**EXERCISE DETAILS**
Working from the line that contains "Convert this document image to plain text." to the final line, transcribe each line exactly. No pictures belong in the copy.
--*--
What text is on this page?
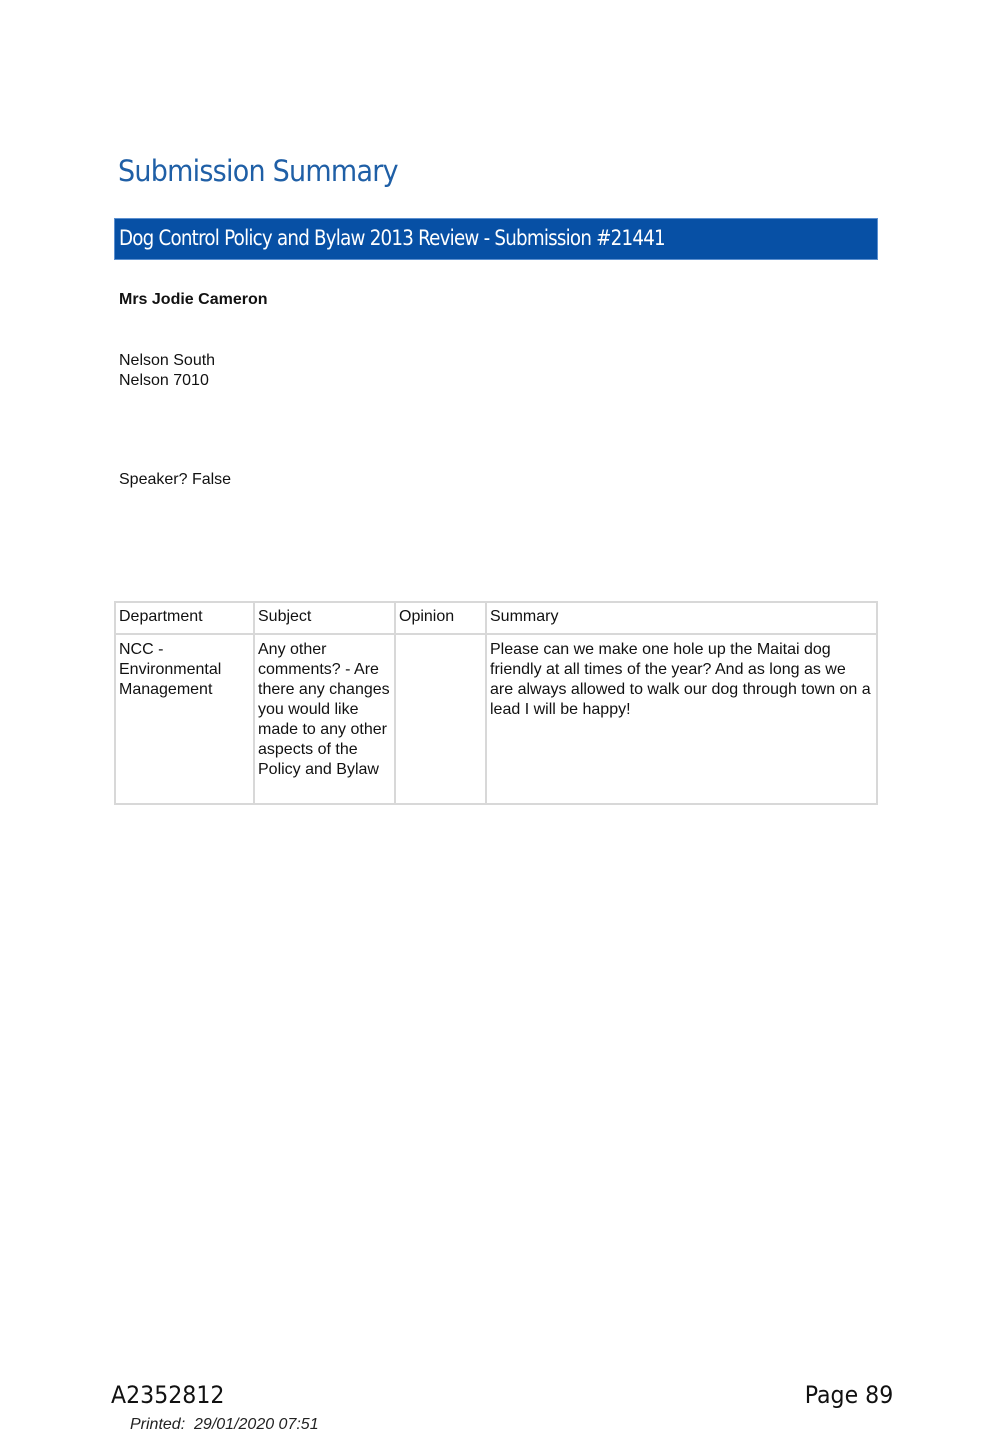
Submission Summary
Dog Control Policy and Bylaw 2013 Review - Submission #21441
Mrs Jodie Cameron
Nelson South
Nelson 7010
Speaker? False
Department	Subject	Opinion	Summary
NCC - Environmental Management	Any other comments? - Are there any changes you would like made to any other aspects of the Policy and Bylaw		Please can we make one hole up the Maitai dog friendly at all times of the year? And as long as we are always allowed to walk our dog through town on a lead I will be happy!
A2352812	Page 89
Printed:  29/01/2020 07:51
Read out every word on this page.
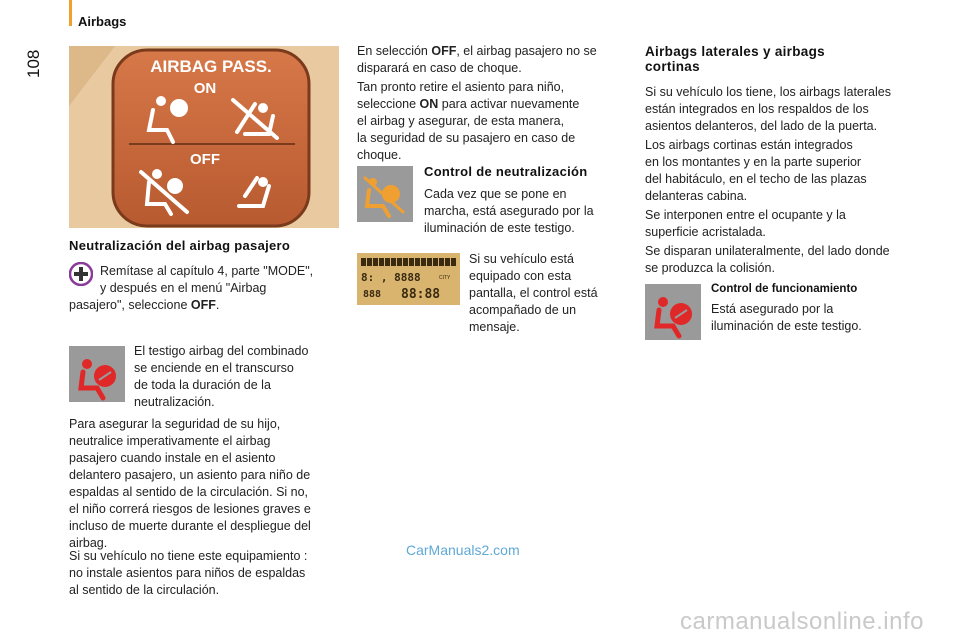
Airbags
108	AIRBAG PASS.
ON
OFF
Neutralización del airbag pasajero

Remítase al capítulo 4, parte "MODE",

y después en el menú "Airbag

pasajero", seleccione OFF.

El testigo airbag del combinado

se enciende en el transcurso

de toda la duración de la

neutralización.

Para asegurar la seguridad de su hijo,

neutralice imperativamente el airbag

pasajero cuando instale en el asiento

delantero pasajero, un asiento para niño de

espaldas al sentido de la circulación. Si no,

el niño correrá riesgos de lesiones graves e

incluso de muerte durante el despliegue del

airbag.

Si su vehículo no tiene este equipamiento :

no instale asientos para niños de espaldas

al sentido de la circulación.

En selección OFF, el airbag pasajero no se

disparará en caso de choque.

Tan pronto retire el asiento para niño,

seleccione ON para activar nuevamente

el airbag y asegurar, de esta manera,

la seguridad de su pasajero en caso de

choque.

Control de neutralización

Cada vez que se pone en

marcha, está asegurado por la

iluminación de este testigo.

8: , 8888	CITY
888 88:88

Si su vehículo está

equipado con esta

pantalla, el control está

acompañado de un

mensaje.

Airbags laterales y airbags
cortinas

Si su vehículo los tiene, los airbags laterales

están integrados en los respaldos de los

asientos delanteros, del lado de la puerta.

Los airbags cortinas están integrados

en los montantes y en la parte superior

del habitáculo, en el techo de las plazas

delanteras cabina.

Se interponen entre el ocupante y la

superficie acristalada.

Se disparan unilateralmente, del lado donde

se produzca la colisión.

Control de funcionamiento

Está asegurado por la

iluminación de este testigo.

CarManuals2.com
carmanualsonline.info
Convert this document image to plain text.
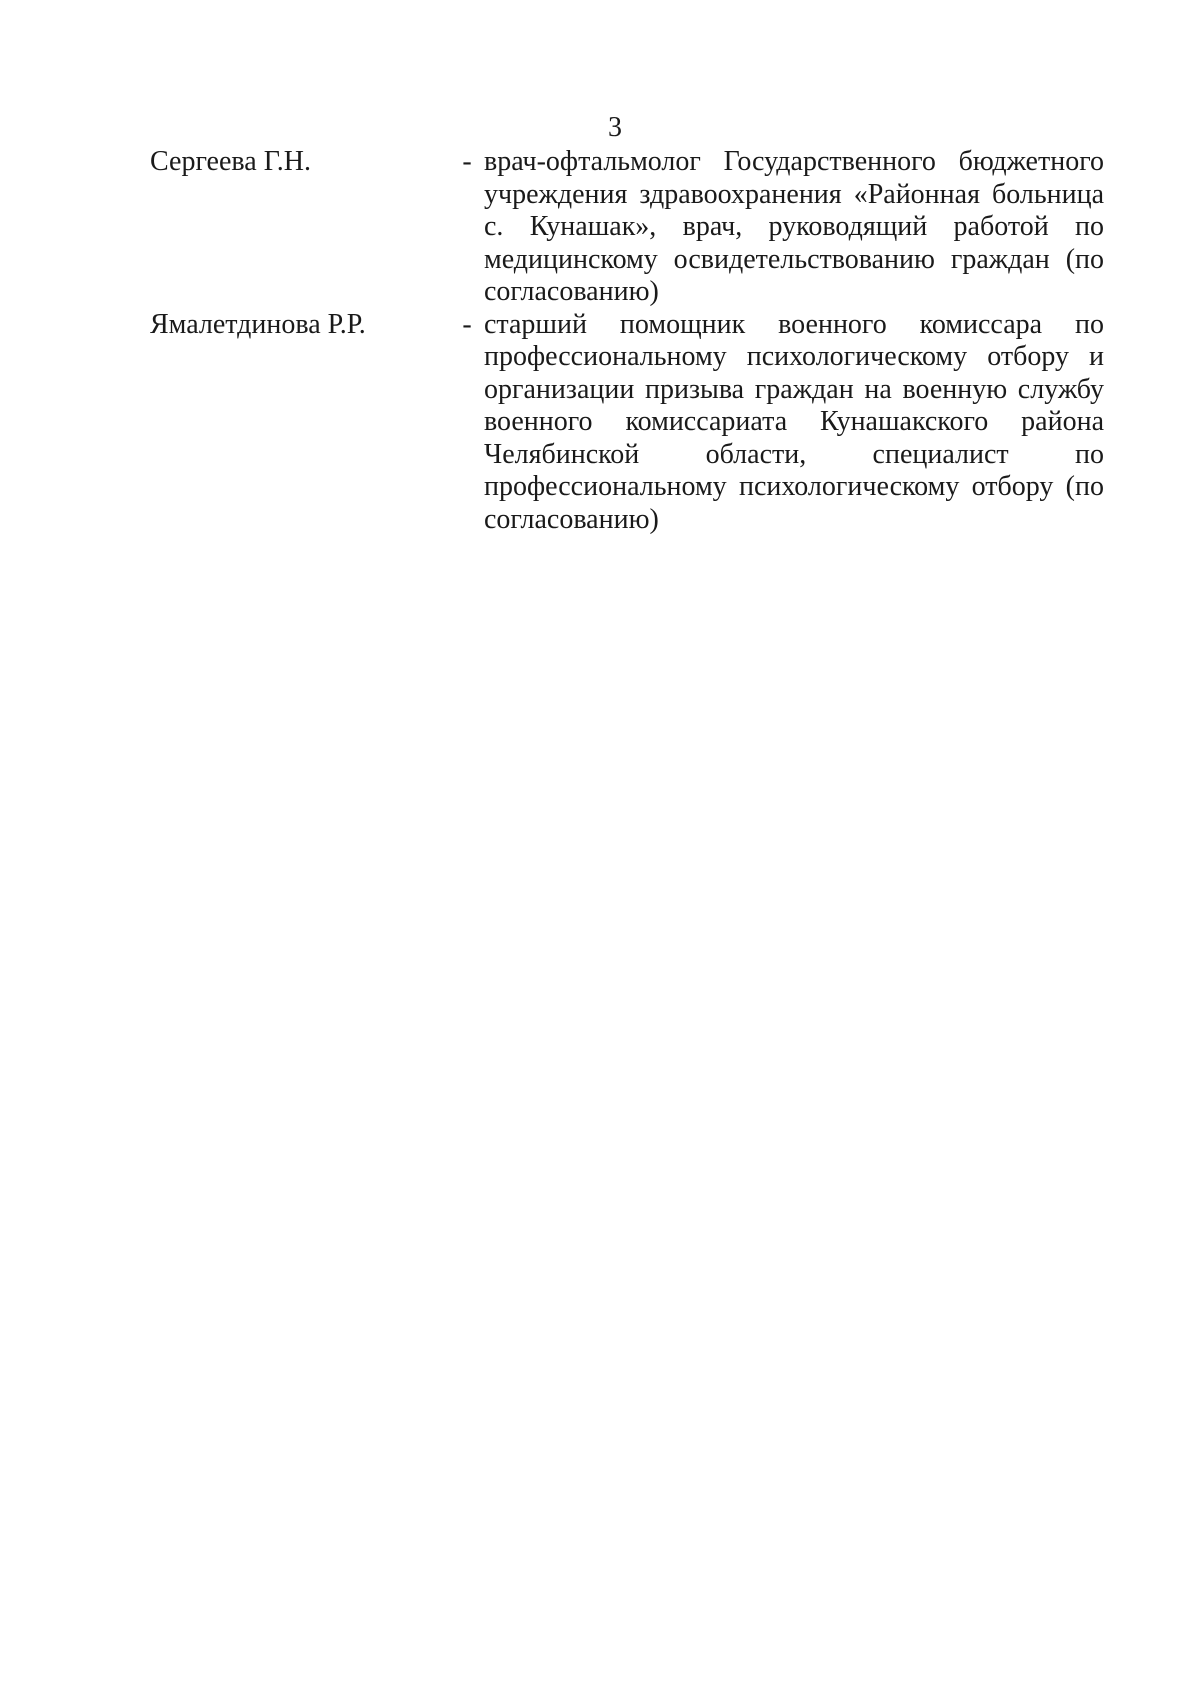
3
Сергеева Г.Н.	- врач-офтальмолог Государственного бюджетного учреждения здравоохранения «Районная больница с. Кунашак», врач, руководящий работой по медицинскому освидетельствованию граждан (по согласованию)
Ямалетдинова Р.Р.	- старший помощник военного комиссара по профессиональному психологическому отбору и организации призыва граждан на военную службу военного комиссариата Кунашакского района Челябинской области, специалист по профессиональному психологическому отбору (по согласованию)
--*--
**RESPONSE**
Convert this document image to plain text.
3
Сергеева Г.Н.	- врач-офтальмолог Государственного бюджетного учреждения здравоохранения «Районная больница с. Кунашак», врач, руководящий работой по медицинскому освидетельствованию граждан (по согласованию)
Ямалетдинова Р.Р.	- старший помощник военного комиссара по профессиональному психологическому отбору и организации призыва граждан на военную службу военного комиссариата Кунашакского района Челябинской области, специалист по профессиональному психологическому отбору (по согласованию)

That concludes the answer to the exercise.